— Begin Stored records —

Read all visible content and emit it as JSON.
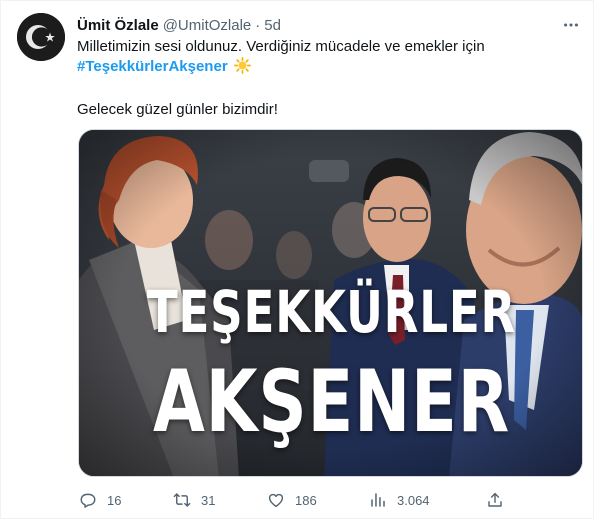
{
  "author": {
    "display_name": "Ümit Özlale",
    "handle": "@UmitOzlale",
    "separator": "·",
    "time": "5d",
    "avatar_icon": "crescent-star-icon"
  },
  "tweet": {
    "line1": "Milletimizin sesi oldunuz. Verdiğiniz mücadele ve emekler için",
    "hashtag": "#TeşekkürlerAkşener",
    "hashtag_emoji_icon": "sun-icon",
    "line3": "Gelecek güzel günler bizimdir!"
  },
  "media": {
    "overlay_line1": "TEŞEKKÜRLER",
    "overlay_line2": "AKŞENER"
  },
  "actions": {
    "replies": "16",
    "retweets": "31",
    "likes": "186",
    "views": "3.064"
  },
  "colors": {
    "accent": "#1d9bf0",
    "muted": "#536471",
    "text": "#0f1419"
  }
}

— End Stored records —

§ Aim
Omit the pictures and restate the rest of the records verbatim.

§ Expected answer
Read all visible content and emit it as JSON.
{
  "author": {
    "display_name": "Ümit Özlale",
    "handle": "@UmitOzlale",
    "separator": "·",
    "time": "5d",
    "avatar_icon": "crescent-star-icon"
  },
  "tweet": {
    "line1": "Milletimizin sesi oldunuz. Verdiğiniz mücadele ve emekler için",
    "hashtag": "#TeşekkürlerAkşener",
    "hashtag_emoji_icon": "sun-icon",
    "line3": "Gelecek güzel günler bizimdir!"
  },
  "media": {
    "overlay_line1": "TEŞEKKÜRLER",
    "overlay_line2": "AKŞENER"
  },
  "actions": {
    "replies": "16",
    "retweets": "31",
    "likes": "186",
    "views": "3.064"
  },
  "colors": {
    "accent": "#1d9bf0",
    "muted": "#536471",
    "text": "#0f1419"
  }
}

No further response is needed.